Task directions:
Reproduce all records verbatim.

Records from a data source
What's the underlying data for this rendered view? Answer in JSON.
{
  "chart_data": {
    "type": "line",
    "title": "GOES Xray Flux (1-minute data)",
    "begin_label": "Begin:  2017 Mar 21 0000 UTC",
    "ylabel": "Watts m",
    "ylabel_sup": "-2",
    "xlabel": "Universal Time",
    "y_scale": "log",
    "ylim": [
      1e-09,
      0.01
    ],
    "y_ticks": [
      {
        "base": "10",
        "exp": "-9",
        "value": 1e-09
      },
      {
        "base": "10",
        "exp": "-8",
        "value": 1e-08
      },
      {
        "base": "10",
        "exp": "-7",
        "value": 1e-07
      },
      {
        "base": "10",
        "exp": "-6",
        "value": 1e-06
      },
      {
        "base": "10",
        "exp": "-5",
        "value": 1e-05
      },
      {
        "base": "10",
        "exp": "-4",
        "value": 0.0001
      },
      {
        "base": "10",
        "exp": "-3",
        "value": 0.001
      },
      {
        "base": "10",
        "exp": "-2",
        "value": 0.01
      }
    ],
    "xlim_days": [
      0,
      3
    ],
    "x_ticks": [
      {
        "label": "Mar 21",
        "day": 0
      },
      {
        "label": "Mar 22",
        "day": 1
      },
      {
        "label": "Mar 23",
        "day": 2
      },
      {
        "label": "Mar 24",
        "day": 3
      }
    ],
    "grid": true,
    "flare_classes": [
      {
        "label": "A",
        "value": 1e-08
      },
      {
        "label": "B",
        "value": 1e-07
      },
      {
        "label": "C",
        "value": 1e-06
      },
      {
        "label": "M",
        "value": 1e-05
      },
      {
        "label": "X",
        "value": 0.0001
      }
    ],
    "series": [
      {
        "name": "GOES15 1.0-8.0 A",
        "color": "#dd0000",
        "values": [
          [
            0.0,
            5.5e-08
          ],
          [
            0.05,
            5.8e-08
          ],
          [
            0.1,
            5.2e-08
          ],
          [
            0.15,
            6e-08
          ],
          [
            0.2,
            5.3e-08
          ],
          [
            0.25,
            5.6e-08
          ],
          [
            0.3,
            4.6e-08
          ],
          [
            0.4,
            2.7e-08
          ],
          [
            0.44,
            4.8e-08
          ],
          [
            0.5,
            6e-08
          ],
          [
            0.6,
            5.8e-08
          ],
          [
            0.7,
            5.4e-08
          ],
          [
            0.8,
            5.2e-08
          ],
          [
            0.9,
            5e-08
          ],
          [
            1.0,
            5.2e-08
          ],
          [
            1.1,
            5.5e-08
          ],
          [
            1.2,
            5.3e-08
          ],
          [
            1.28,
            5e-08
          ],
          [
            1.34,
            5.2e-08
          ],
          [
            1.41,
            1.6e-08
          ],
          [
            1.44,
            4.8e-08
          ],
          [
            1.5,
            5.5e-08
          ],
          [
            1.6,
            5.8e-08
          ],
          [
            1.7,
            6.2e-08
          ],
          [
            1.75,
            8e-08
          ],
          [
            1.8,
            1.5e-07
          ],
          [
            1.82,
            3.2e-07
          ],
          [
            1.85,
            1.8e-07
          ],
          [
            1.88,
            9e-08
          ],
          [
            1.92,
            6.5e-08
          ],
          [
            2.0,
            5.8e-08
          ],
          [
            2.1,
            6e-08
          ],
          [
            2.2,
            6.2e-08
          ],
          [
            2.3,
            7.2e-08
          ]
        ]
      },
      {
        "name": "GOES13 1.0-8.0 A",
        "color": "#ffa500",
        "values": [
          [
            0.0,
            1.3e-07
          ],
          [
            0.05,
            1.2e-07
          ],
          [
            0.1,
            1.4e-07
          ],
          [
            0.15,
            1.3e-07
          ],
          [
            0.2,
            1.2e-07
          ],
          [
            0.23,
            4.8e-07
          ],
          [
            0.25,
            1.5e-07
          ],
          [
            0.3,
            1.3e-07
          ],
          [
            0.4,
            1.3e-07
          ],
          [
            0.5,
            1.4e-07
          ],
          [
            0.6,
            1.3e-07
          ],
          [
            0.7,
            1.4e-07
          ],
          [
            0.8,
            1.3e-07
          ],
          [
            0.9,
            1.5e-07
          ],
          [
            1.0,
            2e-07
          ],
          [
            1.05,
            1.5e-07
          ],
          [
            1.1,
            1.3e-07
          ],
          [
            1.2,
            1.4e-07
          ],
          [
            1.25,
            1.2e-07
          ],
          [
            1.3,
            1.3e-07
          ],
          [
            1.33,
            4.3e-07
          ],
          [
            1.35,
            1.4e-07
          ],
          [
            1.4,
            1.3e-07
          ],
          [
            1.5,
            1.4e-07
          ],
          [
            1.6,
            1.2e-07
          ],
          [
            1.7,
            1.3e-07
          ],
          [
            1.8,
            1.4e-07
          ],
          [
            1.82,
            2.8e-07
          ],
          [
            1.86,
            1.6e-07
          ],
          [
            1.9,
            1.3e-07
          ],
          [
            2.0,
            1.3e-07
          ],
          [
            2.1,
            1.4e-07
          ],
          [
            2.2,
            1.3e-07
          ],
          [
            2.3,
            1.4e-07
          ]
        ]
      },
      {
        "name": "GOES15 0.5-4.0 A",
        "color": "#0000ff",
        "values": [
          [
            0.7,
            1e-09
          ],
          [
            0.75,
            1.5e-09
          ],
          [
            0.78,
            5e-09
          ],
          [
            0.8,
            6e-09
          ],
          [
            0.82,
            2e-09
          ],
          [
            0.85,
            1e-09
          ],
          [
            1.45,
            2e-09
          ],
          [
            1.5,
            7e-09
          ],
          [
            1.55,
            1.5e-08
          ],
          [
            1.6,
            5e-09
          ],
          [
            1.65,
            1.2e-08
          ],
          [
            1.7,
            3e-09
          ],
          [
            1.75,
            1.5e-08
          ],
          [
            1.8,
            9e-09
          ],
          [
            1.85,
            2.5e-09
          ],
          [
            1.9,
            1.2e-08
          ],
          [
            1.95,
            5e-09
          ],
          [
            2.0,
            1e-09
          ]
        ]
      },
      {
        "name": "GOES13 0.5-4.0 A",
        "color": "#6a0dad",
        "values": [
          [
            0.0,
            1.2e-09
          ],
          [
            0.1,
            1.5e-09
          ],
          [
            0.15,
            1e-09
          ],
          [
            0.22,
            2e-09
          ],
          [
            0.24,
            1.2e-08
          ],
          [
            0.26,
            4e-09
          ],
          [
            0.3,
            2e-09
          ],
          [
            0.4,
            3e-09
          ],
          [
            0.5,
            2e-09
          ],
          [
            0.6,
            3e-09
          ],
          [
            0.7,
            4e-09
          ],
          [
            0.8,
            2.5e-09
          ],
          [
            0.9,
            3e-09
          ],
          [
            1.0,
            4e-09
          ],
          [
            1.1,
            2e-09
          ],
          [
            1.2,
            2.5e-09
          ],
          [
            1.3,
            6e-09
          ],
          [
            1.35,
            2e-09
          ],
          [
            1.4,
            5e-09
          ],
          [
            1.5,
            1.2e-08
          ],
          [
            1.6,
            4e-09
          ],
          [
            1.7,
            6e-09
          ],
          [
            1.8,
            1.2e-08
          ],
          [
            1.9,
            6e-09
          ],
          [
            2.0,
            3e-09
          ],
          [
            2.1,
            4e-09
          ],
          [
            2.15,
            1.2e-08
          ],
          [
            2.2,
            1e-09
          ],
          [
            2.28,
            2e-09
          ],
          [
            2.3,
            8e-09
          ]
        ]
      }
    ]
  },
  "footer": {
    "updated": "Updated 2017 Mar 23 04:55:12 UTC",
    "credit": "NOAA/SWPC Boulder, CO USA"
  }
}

Result of the task:
What's the underlying data for this rendered view? Answer in JSON.
{
  "chart_data": {
    "type": "line",
    "title": "GOES Xray Flux (1-minute data)",
    "begin_label": "Begin:  2017 Mar 21 0000 UTC",
    "ylabel": "Watts m",
    "ylabel_sup": "-2",
    "xlabel": "Universal Time",
    "y_scale": "log",
    "ylim": [
      1e-09,
      0.01
    ],
    "y_ticks": [
      {
        "base": "10",
        "exp": "-9",
        "value": 1e-09
      },
      {
        "base": "10",
        "exp": "-8",
        "value": 1e-08
      },
      {
        "base": "10",
        "exp": "-7",
        "value": 1e-07
      },
      {
        "base": "10",
        "exp": "-6",
        "value": 1e-06
      },
      {
        "base": "10",
        "exp": "-5",
        "value": 1e-05
      },
      {
        "base": "10",
        "exp": "-4",
        "value": 0.0001
      },
      {
        "base": "10",
        "exp": "-3",
        "value": 0.001
      },
      {
        "base": "10",
        "exp": "-2",
        "value": 0.01
      }
    ],
    "xlim_days": [
      0,
      3
    ],
    "x_ticks": [
      {
        "label": "Mar 21",
        "day": 0
      },
      {
        "label": "Mar 22",
        "day": 1
      },
      {
        "label": "Mar 23",
        "day": 2
      },
      {
        "label": "Mar 24",
        "day": 3
      }
    ],
    "grid": true,
    "flare_classes": [
      {
        "label": "A",
        "value": 1e-08
      },
      {
        "label": "B",
        "value": 1e-07
      },
      {
        "label": "C",
        "value": 1e-06
      },
      {
        "label": "M",
        "value": 1e-05
      },
      {
        "label": "X",
        "value": 0.0001
      }
    ],
    "series": [
      {
        "name": "GOES15 1.0-8.0 A",
        "color": "#dd0000",
        "values": [
          [
            0.0,
            5.5e-08
          ],
          [
            0.05,
            5.8e-08
          ],
          [
            0.1,
            5.2e-08
          ],
          [
            0.15,
            6e-08
          ],
          [
            0.2,
            5.3e-08
          ],
          [
            0.25,
            5.6e-08
          ],
          [
            0.3,
            4.6e-08
          ],
          [
            0.4,
            2.7e-08
          ],
          [
            0.44,
            4.8e-08
          ],
          [
            0.5,
            6e-08
          ],
          [
            0.6,
            5.8e-08
          ],
          [
            0.7,
            5.4e-08
          ],
          [
            0.8,
            5.2e-08
          ],
          [
            0.9,
            5e-08
          ],
          [
            1.0,
            5.2e-08
          ],
          [
            1.1,
            5.5e-08
          ],
          [
            1.2,
            5.3e-08
          ],
          [
            1.28,
            5e-08
          ],
          [
            1.34,
            5.2e-08
          ],
          [
            1.41,
            1.6e-08
          ],
          [
            1.44,
            4.8e-08
          ],
          [
            1.5,
            5.5e-08
          ],
          [
            1.6,
            5.8e-08
          ],
          [
            1.7,
            6.2e-08
          ],
          [
            1.75,
            8e-08
          ],
          [
            1.8,
            1.5e-07
          ],
          [
            1.82,
            3.2e-07
          ],
          [
            1.85,
            1.8e-07
          ],
          [
            1.88,
            9e-08
          ],
          [
            1.92,
            6.5e-08
          ],
          [
            2.0,
            5.8e-08
          ],
          [
            2.1,
            6e-08
          ],
          [
            2.2,
            6.2e-08
          ],
          [
            2.3,
            7.2e-08
          ]
        ]
      },
      {
        "name": "GOES13 1.0-8.0 A",
        "color": "#ffa500",
        "values": [
          [
            0.0,
            1.3e-07
          ],
          [
            0.05,
            1.2e-07
          ],
          [
            0.1,
            1.4e-07
          ],
          [
            0.15,
            1.3e-07
          ],
          [
            0.2,
            1.2e-07
          ],
          [
            0.23,
            4.8e-07
          ],
          [
            0.25,
            1.5e-07
          ],
          [
            0.3,
            1.3e-07
          ],
          [
            0.4,
            1.3e-07
          ],
          [
            0.5,
            1.4e-07
          ],
          [
            0.6,
            1.3e-07
          ],
          [
            0.7,
            1.4e-07
          ],
          [
            0.8,
            1.3e-07
          ],
          [
            0.9,
            1.5e-07
          ],
          [
            1.0,
            2e-07
          ],
          [
            1.05,
            1.5e-07
          ],
          [
            1.1,
            1.3e-07
          ],
          [
            1.2,
            1.4e-07
          ],
          [
            1.25,
            1.2e-07
          ],
          [
            1.3,
            1.3e-07
          ],
          [
            1.33,
            4.3e-07
          ],
          [
            1.35,
            1.4e-07
          ],
          [
            1.4,
            1.3e-07
          ],
          [
            1.5,
            1.4e-07
          ],
          [
            1.6,
            1.2e-07
          ],
          [
            1.7,
            1.3e-07
          ],
          [
            1.8,
            1.4e-07
          ],
          [
            1.82,
            2.8e-07
          ],
          [
            1.86,
            1.6e-07
          ],
          [
            1.9,
            1.3e-07
          ],
          [
            2.0,
            1.3e-07
          ],
          [
            2.1,
            1.4e-07
          ],
          [
            2.2,
            1.3e-07
          ],
          [
            2.3,
            1.4e-07
          ]
        ]
      },
      {
        "name": "GOES15 0.5-4.0 A",
        "color": "#0000ff",
        "values": [
          [
            0.7,
            1e-09
          ],
          [
            0.75,
            1.5e-09
          ],
          [
            0.78,
            5e-09
          ],
          [
            0.8,
            6e-09
          ],
          [
            0.82,
            2e-09
          ],
          [
            0.85,
            1e-09
          ],
          [
            1.45,
            2e-09
          ],
          [
            1.5,
            7e-09
          ],
          [
            1.55,
            1.5e-08
          ],
          [
            1.6,
            5e-09
          ],
          [
            1.65,
            1.2e-08
          ],
          [
            1.7,
            3e-09
          ],
          [
            1.75,
            1.5e-08
          ],
          [
            1.8,
            9e-09
          ],
          [
            1.85,
            2.5e-09
          ],
          [
            1.9,
            1.2e-08
          ],
          [
            1.95,
            5e-09
          ],
          [
            2.0,
            1e-09
          ]
        ]
      },
      {
        "name": "GOES13 0.5-4.0 A",
        "color": "#6a0dad",
        "values": [
          [
            0.0,
            1.2e-09
          ],
          [
            0.1,
            1.5e-09
          ],
          [
            0.15,
            1e-09
          ],
          [
            0.22,
            2e-09
          ],
          [
            0.24,
            1.2e-08
          ],
          [
            0.26,
            4e-09
          ],
          [
            0.3,
            2e-09
          ],
          [
            0.4,
            3e-09
          ],
          [
            0.5,
            2e-09
          ],
          [
            0.6,
            3e-09
          ],
          [
            0.7,
            4e-09
          ],
          [
            0.8,
            2.5e-09
          ],
          [
            0.9,
            3e-09
          ],
          [
            1.0,
            4e-09
          ],
          [
            1.1,
            2e-09
          ],
          [
            1.2,
            2.5e-09
          ],
          [
            1.3,
            6e-09
          ],
          [
            1.35,
            2e-09
          ],
          [
            1.4,
            5e-09
          ],
          [
            1.5,
            1.2e-08
          ],
          [
            1.6,
            4e-09
          ],
          [
            1.7,
            6e-09
          ],
          [
            1.8,
            1.2e-08
          ],
          [
            1.9,
            6e-09
          ],
          [
            2.0,
            3e-09
          ],
          [
            2.1,
            4e-09
          ],
          [
            2.15,
            1.2e-08
          ],
          [
            2.2,
            1e-09
          ],
          [
            2.28,
            2e-09
          ],
          [
            2.3,
            8e-09
          ]
        ]
      }
    ]
  },
  "footer": {
    "updated": "Updated 2017 Mar 23 04:55:12 UTC",
    "credit": "NOAA/SWPC Boulder, CO USA"
  }
}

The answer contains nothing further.